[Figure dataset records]

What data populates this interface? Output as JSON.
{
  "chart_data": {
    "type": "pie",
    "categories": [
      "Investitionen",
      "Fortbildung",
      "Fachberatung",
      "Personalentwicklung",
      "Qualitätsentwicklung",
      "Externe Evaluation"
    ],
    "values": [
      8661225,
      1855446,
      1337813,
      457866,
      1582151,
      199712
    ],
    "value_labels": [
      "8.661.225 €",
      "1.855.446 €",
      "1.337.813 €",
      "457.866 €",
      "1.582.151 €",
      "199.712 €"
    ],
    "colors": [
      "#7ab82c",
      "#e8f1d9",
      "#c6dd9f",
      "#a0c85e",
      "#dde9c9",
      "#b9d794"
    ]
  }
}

=== The problem ===
Print all of the data exactly as it was given.

=== Task answer ===
What data populates this interface? Output as JSON.
{
  "chart_data": {
    "type": "pie",
    "categories": [
      "Investitionen",
      "Fortbildung",
      "Fachberatung",
      "Personalentwicklung",
      "Qualitätsentwicklung",
      "Externe Evaluation"
    ],
    "values": [
      8661225,
      1855446,
      1337813,
      457866,
      1582151,
      199712
    ],
    "value_labels": [
      "8.661.225 €",
      "1.855.446 €",
      "1.337.813 €",
      "457.866 €",
      "1.582.151 €",
      "199.712 €"
    ],
    "colors": [
      "#7ab82c",
      "#e8f1d9",
      "#c6dd9f",
      "#a0c85e",
      "#dde9c9",
      "#b9d794"
    ]
  }
}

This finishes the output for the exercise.